WRITTEN REQUEST A: Echo the rows in the first block from the line holding "Bar [201,226,210,292]" through the line holding "Bar [484,212,493,292]", inclusive.

GIVEN PASSAGE:
If you have been following the news recently then you would have heard lots of mentions of the Official Cash Rate, or the OCR as it's commonly referred to.


The OCR is a very important piece of the financial landscape in New Zealand, but do you know what it is and how it affects you as a property investor?


The Reserve Bank of New Zealand (RBNZ) defines the OCR as "the interest rate set by the Monetary Policy Committee". This is a fancy way of saying that the OCR is a policy that the RBNZ uses to influence the price of borrowing and saving money in New Zealand.


Property investment quiz

The OCR is reviewed seven times per year by the RBNZ and every review comes with much speculation from investors because it has a direct influence on their financial position.


In essence, if the OCR is raised or decreased, the cost of borrowing will change too and this will influence how New Zealanders manage their money.


For example, if the cost of borrowing money (i.e. interest rates) is high, people tend to spend less money and save more because they can receive a higher rate of return.


What this does is actually slow down economic growth.


This contraction might seem counter-intuitive because generally speaking, we want the country's economy to grow, but this is a way to combat high inflation rates.


Inflation stems from high levels of spending and low levels of saving, so if the RBNZ makes saving more attractive due to higher interest rates, inflation should in theory come under control.



This is a very relevant example in times like this where inflation is high and the RBNZ needs to find ways to reduce the impacts high inflation has on households in New Zealand.


So, how does this affect you as a property investor?


Property investors usually get mortgages on the properties they are looking to purchase.


Because mortgage rates are directly associated with the OCR level, when the OCR is raised, this generally means banks will increase their interest rates.

INPUT ROWS:

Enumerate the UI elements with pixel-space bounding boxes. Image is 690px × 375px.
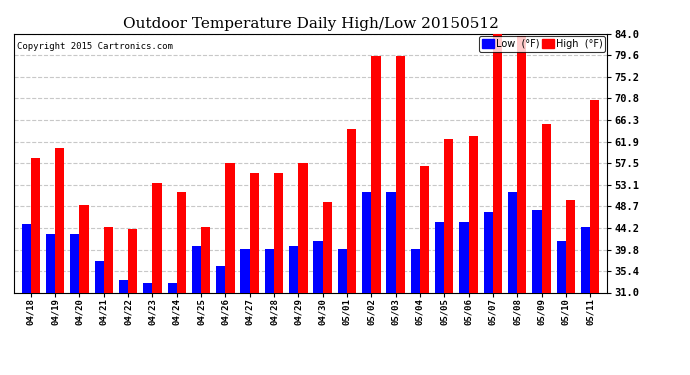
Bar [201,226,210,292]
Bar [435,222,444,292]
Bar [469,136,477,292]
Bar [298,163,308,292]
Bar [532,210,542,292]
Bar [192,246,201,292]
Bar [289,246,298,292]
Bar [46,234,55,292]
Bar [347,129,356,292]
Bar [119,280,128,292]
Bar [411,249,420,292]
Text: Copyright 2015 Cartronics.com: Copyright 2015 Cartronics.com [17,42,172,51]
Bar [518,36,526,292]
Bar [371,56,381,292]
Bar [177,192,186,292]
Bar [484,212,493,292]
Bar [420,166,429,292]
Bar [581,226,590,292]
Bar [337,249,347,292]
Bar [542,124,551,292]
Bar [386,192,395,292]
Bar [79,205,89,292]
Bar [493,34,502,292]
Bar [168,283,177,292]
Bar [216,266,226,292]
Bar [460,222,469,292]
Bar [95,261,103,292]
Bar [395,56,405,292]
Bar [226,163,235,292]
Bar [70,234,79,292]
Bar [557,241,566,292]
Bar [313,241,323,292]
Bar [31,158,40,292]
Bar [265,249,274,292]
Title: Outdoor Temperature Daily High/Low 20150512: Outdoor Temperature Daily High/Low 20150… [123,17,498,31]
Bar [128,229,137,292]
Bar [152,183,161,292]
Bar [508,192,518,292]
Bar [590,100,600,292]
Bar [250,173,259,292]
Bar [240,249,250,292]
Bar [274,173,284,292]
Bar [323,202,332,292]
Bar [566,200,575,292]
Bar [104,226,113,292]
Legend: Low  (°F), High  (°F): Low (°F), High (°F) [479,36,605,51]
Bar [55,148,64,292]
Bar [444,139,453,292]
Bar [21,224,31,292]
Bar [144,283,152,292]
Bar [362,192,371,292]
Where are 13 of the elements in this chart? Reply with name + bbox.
---
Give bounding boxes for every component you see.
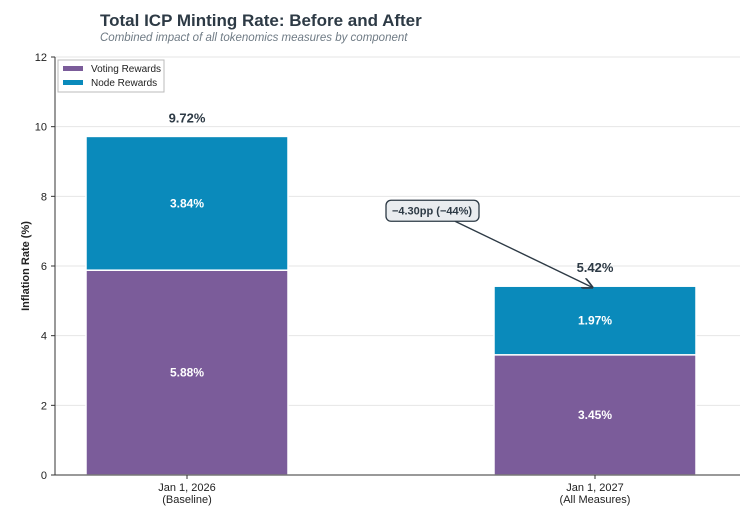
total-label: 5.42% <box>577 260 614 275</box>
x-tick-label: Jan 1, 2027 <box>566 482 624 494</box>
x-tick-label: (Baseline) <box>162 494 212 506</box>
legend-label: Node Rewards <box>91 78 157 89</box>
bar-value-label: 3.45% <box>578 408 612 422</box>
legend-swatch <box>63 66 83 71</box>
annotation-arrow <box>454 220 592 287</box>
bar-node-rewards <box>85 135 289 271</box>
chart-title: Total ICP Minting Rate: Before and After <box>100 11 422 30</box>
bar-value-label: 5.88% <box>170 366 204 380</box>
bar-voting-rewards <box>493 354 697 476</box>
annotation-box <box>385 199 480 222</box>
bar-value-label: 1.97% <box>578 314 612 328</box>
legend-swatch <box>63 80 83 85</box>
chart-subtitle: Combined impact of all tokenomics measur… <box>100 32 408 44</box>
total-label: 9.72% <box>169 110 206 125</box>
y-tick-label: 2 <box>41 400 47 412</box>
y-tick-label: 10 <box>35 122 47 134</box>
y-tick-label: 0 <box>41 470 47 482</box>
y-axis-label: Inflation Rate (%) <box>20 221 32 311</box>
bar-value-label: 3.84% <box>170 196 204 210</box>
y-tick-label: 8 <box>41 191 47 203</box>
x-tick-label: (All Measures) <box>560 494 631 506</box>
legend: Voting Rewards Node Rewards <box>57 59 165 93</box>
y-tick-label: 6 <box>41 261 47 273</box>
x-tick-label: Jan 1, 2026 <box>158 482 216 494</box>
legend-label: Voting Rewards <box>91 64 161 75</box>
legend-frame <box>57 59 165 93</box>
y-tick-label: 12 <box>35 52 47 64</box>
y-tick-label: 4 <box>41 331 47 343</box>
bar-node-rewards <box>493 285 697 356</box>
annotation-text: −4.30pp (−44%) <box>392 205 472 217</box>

WRITTEN REQUEST B: According to the passage on the Official Cash Rate, why would raising interest rates help bring high inflation under control?

EXERCISE OUTPUT A:
Bar [201,226,210,292]
Bar [435,222,444,292]
Bar [469,136,477,292]
Bar [298,163,308,292]
Bar [532,210,542,292]
Bar [192,246,201,292]
Bar [289,246,298,292]
Bar [46,234,55,292]
Bar [347,129,356,292]
Bar [119,280,128,292]
Bar [411,249,420,292]
Text: Copyright 2015 Cartronics.com: Copyright 2015 Cartronics.com [17,42,172,51]
Bar [518,36,526,292]
Bar [371,56,381,292]
Bar [177,192,186,292]
Bar [484,212,493,292]

EXERCISE OUTPUT B: Inflation stems from high levels of spending and low levels of saving. Higher interest rates make saving more attractive because savers receive a higher rate of return, so people spend less and save more, which should in theory bring inflation under control.